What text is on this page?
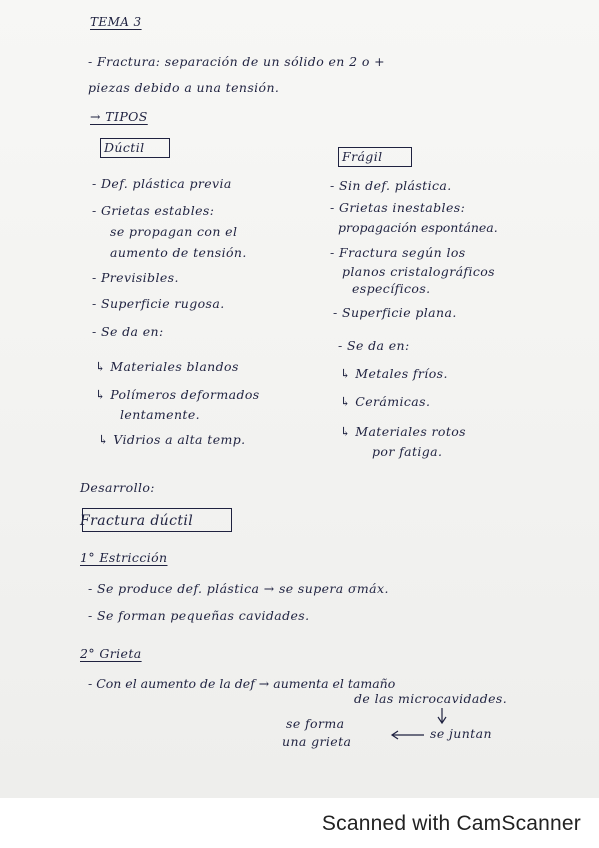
TEMA 3
- Fractura: separación de un sólido en 2 o +
piezas debido a una tensión.
→ TIPOS
Dúctil
- Def. plástica previa
- Grietas estables:
se propagan con el
aumento de tensión.
- Previsibles.
- Superficie rugosa.
- Se da en:
↳ Materiales blandos
↳ Polímeros deformados
lentamente.
↳ Vidrios a alta temp.
Frágil
- Sin def. plástica.
- Grietas inestables:
propagación espontánea.
- Fractura según los
planos cristalográficos
específicos.
- Superficie plana.
- Se da en:
↳ Metales fríos.
↳ Cerámicas.
↳ Materiales rotos
por fatiga.
Desarrollo:
Fractura dúctil
1° Estricción
- Se produce def. plástica → se supera σmáx.
- Se forman pequeñas cavidades.
2° Grieta
- Con el aumento de la def → aumenta el tamaño
de las microcavidades.
se forma
una grieta
se juntan
Scanned with CamScanner
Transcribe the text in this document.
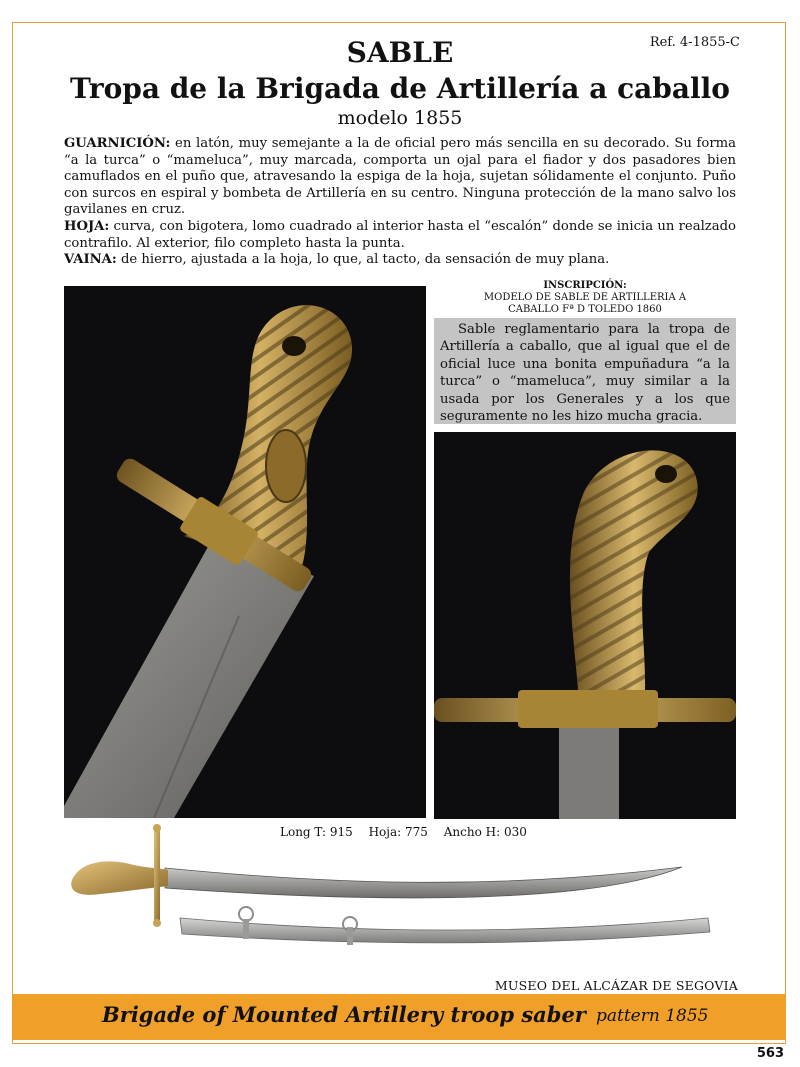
Ref. 4-1855-C
SABLE
Tropa de la Brigada de Artillería a caballo
modelo 1855

GUARNICIÓN: en latón, muy semejante a la de oficial pero más sencilla en su decorado. Su forma “a la turca” o “mameluca”, muy marcada, comporta un ojal para el fiador y dos pasadores bien camuflados en el puño que, atravesando la espiga de la hoja, sujetan sólidamente el conjunto. Puño con surcos en espiral y bombeta de Artillería en su centro. Ninguna protección de la mano salvo los gavilanes en cruz.

HOJA: curva, con bigotera, lomo cuadrado al interior hasta el “escalón” donde se inicia un realzado contrafilo. Al exterior, filo completo hasta la punta.

VAINA: de hierro, ajustada a la hoja, lo que, al tacto, da sensación de muy plana.

INSCRIPCIÓN:
MODELO DE SABLE DE ARTILLERIA A
CABALLO Fª D TOLEDO 1860
Sable reglamentario para la tropa de Artillería a caballo, que al igual que el de oficial luce una bonita empuñadura “a la turca” o “mameluca”, muy similar a la usada por los Generales y a los que seguramente no les hizo mucha gracia.
Long T: 915 Hoja: 775 Ancho H: 030
MUSEO DEL ALCÁZAR DE SEGOVIA
Brigade of Mounted Artillery troop saber pattern 1855
563
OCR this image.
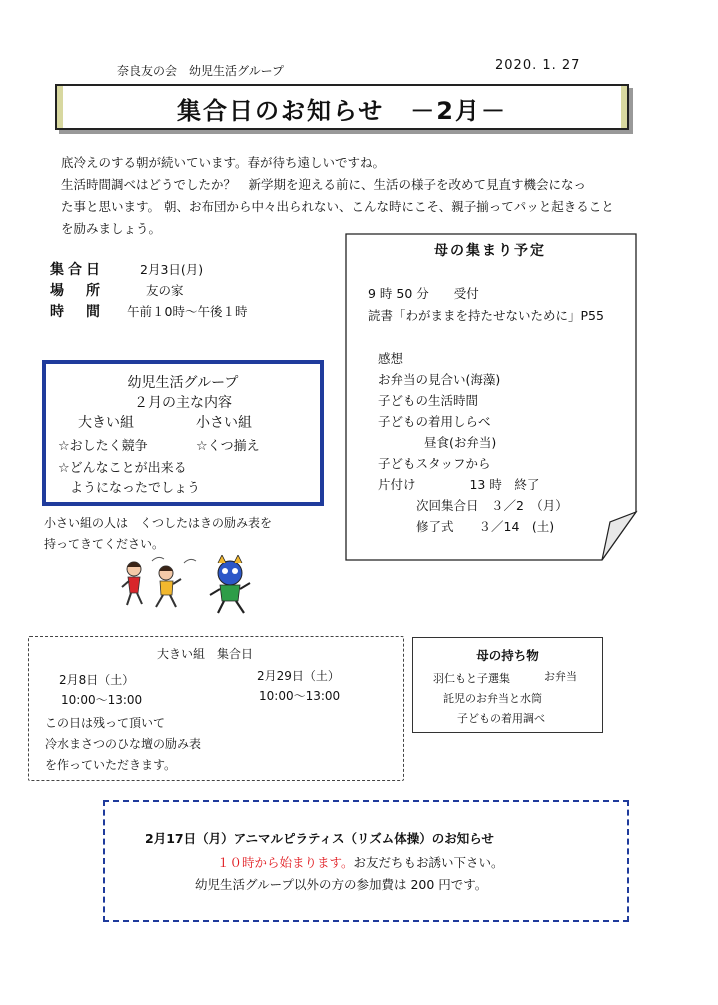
奈良友の会　幼児生活グループ	2020. 1. 27
集合日のお知らせ　－2月－
底冷えのする朝が続いています。春が待ち遠しいですね。
生活時間調べはどうでしたか？　新学期を迎える前に、生活の様子を改めて見直す機会になっ
た事と思います。 朝、お布団から中々出られない、こんな時にこそ、親子揃ってパッと起きること
を励みましょう。
集合日	2月3日(月)
場　所	友の家
時　間 午前１0時～午後１時
母の集まり予定
9 時 50 分　　受付
読書「わがままを持たせないために」P55
感想
お弁当の見合い(海藻)
子どもの生活時間
子どもの着用しらべ
昼食(お弁当)
子どもスタッフから
片付け　　　　 13 時　終了
次回集合日　３／2　（月）
修了式　　３／14　(土)
幼児生活グループ
２月の主な内容
大きい組	小さい組
☆おしたく競争	☆くつ揃え
☆どんなことが出来る
ようになったでしょう
小さい組の人は　くつしたはきの励み表を
持ってきてください。
大きい組　集合日
2月8日（土）
10:00～13:00
2月29日（土）
10:00～13:00
この日は残って頂いて
冷水まさつのひな壇の励み表
を作っていただきます。
母の持ち物
羽仁もと子選集	お弁当
託児のお弁当と水筒
子どもの着用調べ
2月17日（月）アニマルピラティス（リズム体操）のお知らせ
１０時から始まります。お友だちもお誘い下さい。
幼児生活グループ以外の方の参加費は 200 円です。
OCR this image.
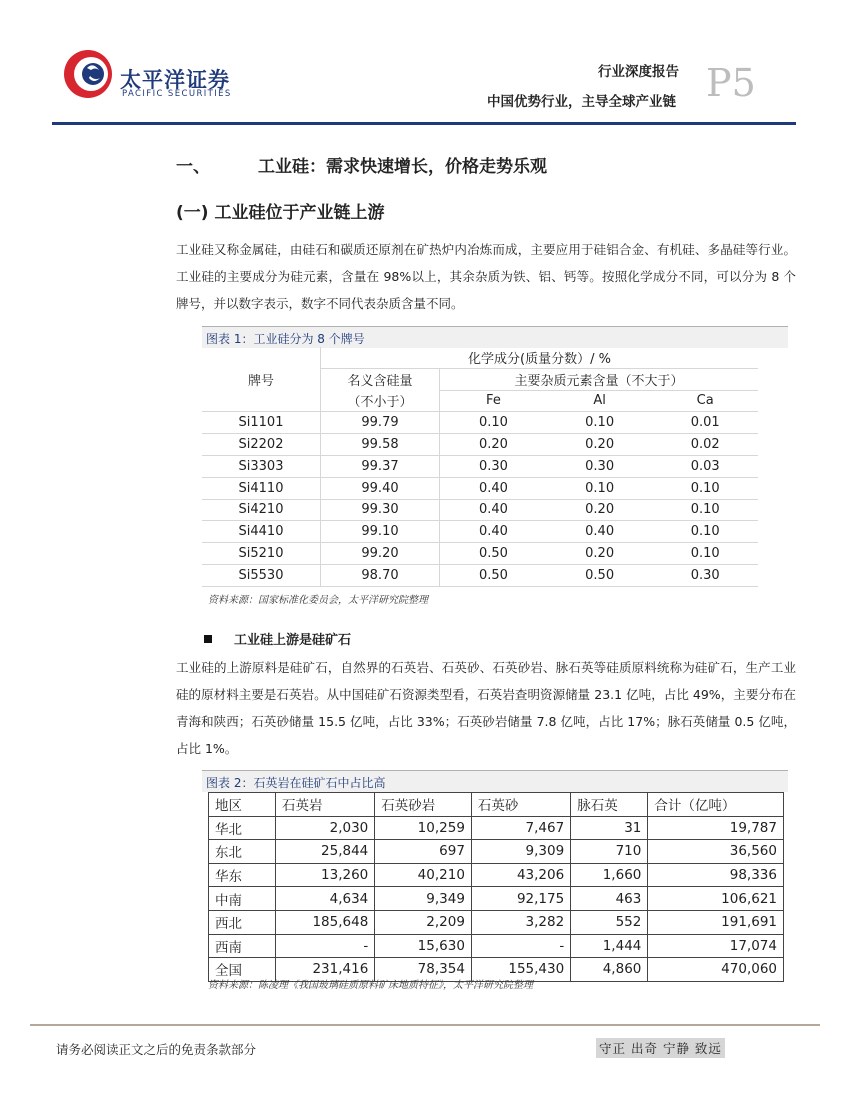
太平洋证券
PACIFIC SECURITIES
行业深度报告
中国优势行业，主导全球产业链 P5
一、	工业硅：需求快速增长，价格走势乐观
(一) 工业硅位于产业链上游
工业硅又称金属硅，由硅石和碳质还原剂在矿热炉内冶炼而成，主要应用于硅铝合金、有机硅、多晶硅等行业。工业硅的主要成分为硅元素，含量在 98%以上，其余杂质为铁、铝、钙等。按照化学成分不同，可以分为 8 个牌号，并以数字表示，数字不同代表杂质含量不同。
图表 1：工业硅分为 8 个牌号
牌号	化学成分(质量分数）/ %			
	名义含硅量	主要杂质元素含量（不大于）		
	（不小于）	Fe	Al	Ca
Si1101	99.79	0.10	0.10	0.01
Si2202	99.58	0.20	0.20	0.02
Si3303	99.37	0.30	0.30	0.03
Si4110	99.40	0.40	0.10	0.10
Si4210	99.30	0.40	0.20	0.10
Si4410	99.10	0.40	0.40	0.10
Si5210	99.20	0.50	0.20	0.10
Si5530	98.70	0.50	0.50	0.30
资料来源：国家标准化委员会，太平洋研究院整理
工业硅上游是硅矿石
工业硅的上游原料是硅矿石，自然界的石英岩、石英砂、石英砂岩、脉石英等硅质原料统称为硅矿石，生产工业硅的原材料主要是石英岩。从中国硅矿石资源类型看，石英岩查明资源储量 23.1 亿吨，占比 49%，主要分布在青海和陕西；石英砂储量 15.5 亿吨，占比 33%；石英砂岩储量 7.8 亿吨，占比 17%；脉石英储量 0.5 亿吨，占比 1%。
图表 2：石英岩在硅矿石中占比高
地区	石英岩	石英砂岩	石英砂	脉石英	合计（亿吨）
华北	2,030	10,259	7,467	31	19,787
东北	25,844	697	9,309	710	36,560
华东	13,260	40,210	43,206	1,660	98,336
中南	4,634	9,349	92,175	463	106,621
西北	185,648	2,209	3,282	552	191,691
西南	-	15,630	-	1,444	17,074
全国	231,416	78,354	155,430	4,860	470,060
资料来源：陈凌理《我国玻璃硅质原料矿床地质特征》，太平洋研究院整理
请务必阅读正文之后的免责条款部分	守正 出奇 宁静 致远
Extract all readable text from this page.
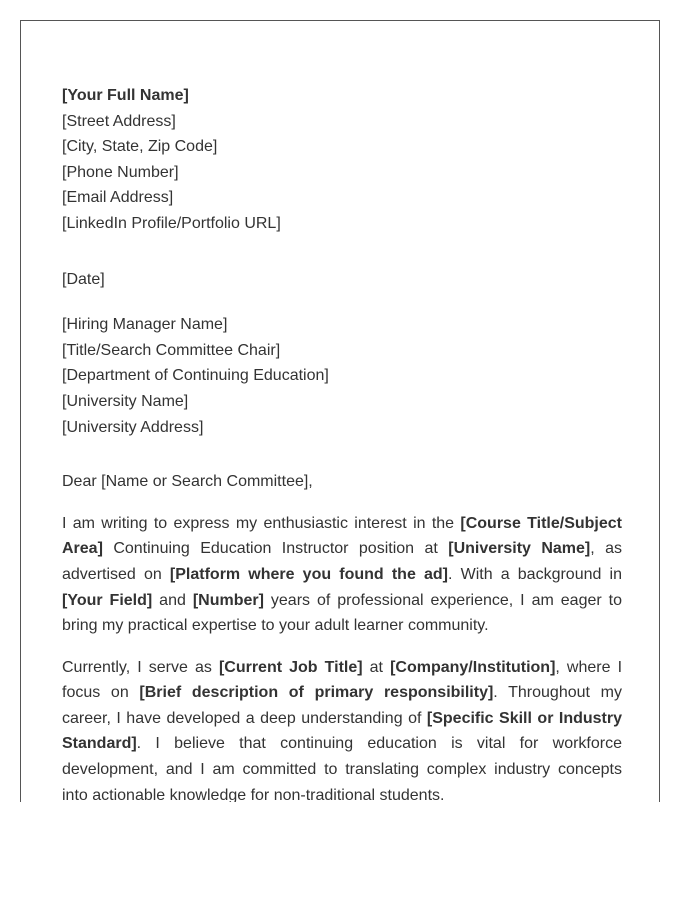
[Your Full Name]
[Street Address]
[City, State, Zip Code]
[Phone Number]
[Email Address]
[LinkedIn Profile/Portfolio URL]
[Date]
[Hiring Manager Name]
[Title/Search Committee Chair]
[Department of Continuing Education]
[University Name]
[University Address]
Dear [Name or Search Committee],

I am writing to express my enthusiastic interest in the [Course Title/Subject Area] Continuing Education Instructor position at [University Name], as advertised on [Platform where you found the ad]. With a background in [Your Field] and [Number] years of professional experience, I am eager to bring my practical expertise to your adult learner community.

Currently, I serve as [Current Job Title] at [Company/Institution], where I focus on [Brief description of primary responsibility]. Throughout my career, I have developed a deep understanding of [Specific Skill or Industry Standard]. I believe that continuing education is vital for workforce development, and I am committed to translating complex industry concepts into actionable knowledge for non-traditional students.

####################

Leave out the pictures and print each record exactly as it stands.

What text is on this page?
TEMA 3
- Fractura: separación de un sólido en 2 o +
piezas debido a una tensión.
→ TIPOS
Dúctil
- Def. plástica previa
- Grietas estables:
se propagan con el
aumento de tensión.
- Previsibles.
- Superficie rugosa.
- Se da en:
↳ Materiales blandos
↳ Polímeros deformados
lentamente.
↳ Vidrios a alta temp.
Frágil
- Sin def. plástica.
- Grietas inestables:
propagación espontánea.
- Fractura según los
planos cristalográficos
específicos.
- Superficie plana.
- Se da en:
↳ Metales fríos.
↳ Cerámicas.
↳ Materiales rotos
por fatiga.
Desarrollo:
Fractura dúctil
1° Estricción
- Se produce def. plástica → se supera σmáx.
- Se forman pequeñas cavidades.
2° Grieta
- Con el aumento de la def → aumenta el tamaño
de las microcavidades.
se forma
una grieta
se juntan
Scanned with CamScanner
Transcribe the text in this document.
Ref. 4-1855-C
SABLE
Tropa de la Brigada de Artillería a caballo
modelo 1855

GUARNICIÓN: en latón, muy semejante a la de oficial pero más sencilla en su decorado. Su forma “a la turca” o “mameluca”, muy marcada, comporta un ojal para el fiador y dos pasadores bien camuflados en el puño que, atravesando la espiga de la hoja, sujetan sólidamente el conjunto. Puño con surcos en espiral y bombeta de Artillería en su centro. Ninguna protección de la mano salvo los gavilanes en cruz.

HOJA: curva, con bigotera, lomo cuadrado al interior hasta el “escalón” donde se inicia un realzado contrafilo. Al exterior, filo completo hasta la punta.

VAINA: de hierro, ajustada a la hoja, lo que, al tacto, da sensación de muy plana.

INSCRIPCIÓN:
MODELO DE SABLE DE ARTILLERIA A
CABALLO Fª D TOLEDO 1860
Sable reglamentario para la tropa de Artillería a caballo, que al igual que el de oficial luce una bonita empuñadura “a la turca” o “mameluca”, muy similar a la usada por los Generales y a los que seguramente no les hizo mucha gracia.
Long T: 915 Hoja: 775 Ancho H: 030
MUSEO DEL ALCÁZAR DE SEGOVIA
Brigade of Mounted Artillery troop saber pattern 1855
563
OCR this image.
奈良友の会　幼児生活グループ	2020. 1. 27
集合日のお知らせ　－2月－
底冷えのする朝が続いています。春が待ち遠しいですね。
生活時間調べはどうでしたか？　新学期を迎える前に、生活の様子を改めて見直す機会になっ
た事と思います。 朝、お布団から中々出られない、こんな時にこそ、親子揃ってパッと起きること
を励みましょう。
集合日	2月3日(月)
場　所	友の家
時　間 午前１0時～午後１時
母の集まり予定
9 時 50 分　　受付
読書「わがままを持たせないために」P55
感想
お弁当の見合い(海藻)
子どもの生活時間
子どもの着用しらべ
昼食(お弁当)
子どもスタッフから
片付け　　　　 13 時　終了
次回集合日　３／2　（月）
修了式　　３／14　(土)
幼児生活グループ
２月の主な内容
大きい組	小さい組
☆おしたく競争	☆くつ揃え
☆どんなことが出来る
ようになったでしょう
小さい組の人は　くつしたはきの励み表を
持ってきてください。
大きい組　集合日
2月8日（土）
10:00～13:00
2月29日（土）
10:00～13:00
この日は残って頂いて
冷水まさつのひな壇の励み表
を作っていただきます。
母の持ち物
羽仁もと子選集	お弁当
託児のお弁当と水筒
子どもの着用調べ
2月17日（月）アニマルピラティス（リズム体操）のお知らせ
１０時から始まります。お友だちもお誘い下さい。
幼児生活グループ以外の方の参加費は 200 円です。
OCR this image.
太平洋证券
PACIFIC SECURITIES
行业深度报告
中国优势行业，主导全球产业链 P5
一、	工业硅：需求快速增长，价格走势乐观
(一) 工业硅位于产业链上游
工业硅又称金属硅，由硅石和碳质还原剂在矿热炉内冶炼而成，主要应用于硅铝合金、有机硅、多晶硅等行业。工业硅的主要成分为硅元素，含量在 98%以上，其余杂质为铁、铝、钙等。按照化学成分不同，可以分为 8 个牌号，并以数字表示，数字不同代表杂质含量不同。
图表 1：工业硅分为 8 个牌号
牌号	化学成分(质量分数）/ %			
	名义含硅量	主要杂质元素含量（不大于）		
	（不小于）	Fe	Al	Ca
Si1101	99.79	0.10	0.10	0.01
Si2202	99.58	0.20	0.20	0.02
Si3303	99.37	0.30	0.30	0.03
Si4110	99.40	0.40	0.10	0.10
Si4210	99.30	0.40	0.20	0.10
Si4410	99.10	0.40	0.40	0.10
Si5210	99.20	0.50	0.20	0.10
Si5530	98.70	0.50	0.50	0.30
资料来源：国家标准化委员会，太平洋研究院整理
工业硅上游是硅矿石
工业硅的上游原料是硅矿石，自然界的石英岩、石英砂、石英砂岩、脉石英等硅质原料统称为硅矿石，生产工业硅的原材料主要是石英岩。从中国硅矿石资源类型看，石英岩查明资源储量 23.1 亿吨，占比 49%，主要分布在青海和陕西；石英砂储量 15.5 亿吨，占比 33%；石英砂岩储量 7.8 亿吨，占比 17%；脉石英储量 0.5 亿吨，占比 1%。
图表 2：石英岩在硅矿石中占比高
地区	石英岩	石英砂岩	石英砂	脉石英	合计（亿吨）
华北	2,030	10,259	7,467	31	19,787
东北	25,844	697	9,309	710	36,560
华东	13,260	40,210	43,206	1,660	98,336
中南	4,634	9,349	92,175	463	106,621
西北	185,648	2,209	3,282	552	191,691
西南	-	15,630	-	1,444	17,074
全国	231,416	78,354	155,430	4,860	470,060
资料来源：陈凌理《我国玻璃硅质原料矿床地质特征》，太平洋研究院整理
请务必阅读正文之后的免责条款部分	守正 出奇 宁静 致远
Extract all readable text from this page.
[Your Full Name]
[Street Address]
[City, State, Zip Code]
[Phone Number]
[Email Address]
[LinkedIn Profile/Portfolio URL]
[Date]
[Hiring Manager Name]
[Title/Search Committee Chair]
[Department of Continuing Education]
[University Name]
[University Address]
Dear [Name or Search Committee],

I am writing to express my enthusiastic interest in the [Course Title/Subject Area] Continuing Education Instructor position at [University Name], as advertised on [Platform where you found the ad]. With a background in [Your Field] and [Number] years of professional experience, I am eager to bring my practical expertise to your adult learner community.

Currently, I serve as [Current Job Title] at [Company/Institution], where I focus on [Brief description of primary responsibility]. Throughout my career, I have developed a deep understanding of [Specific Skill or Industry Standard]. I believe that continuing education is vital for workforce development, and I am committed to translating complex industry concepts into actionable knowledge for non-traditional students.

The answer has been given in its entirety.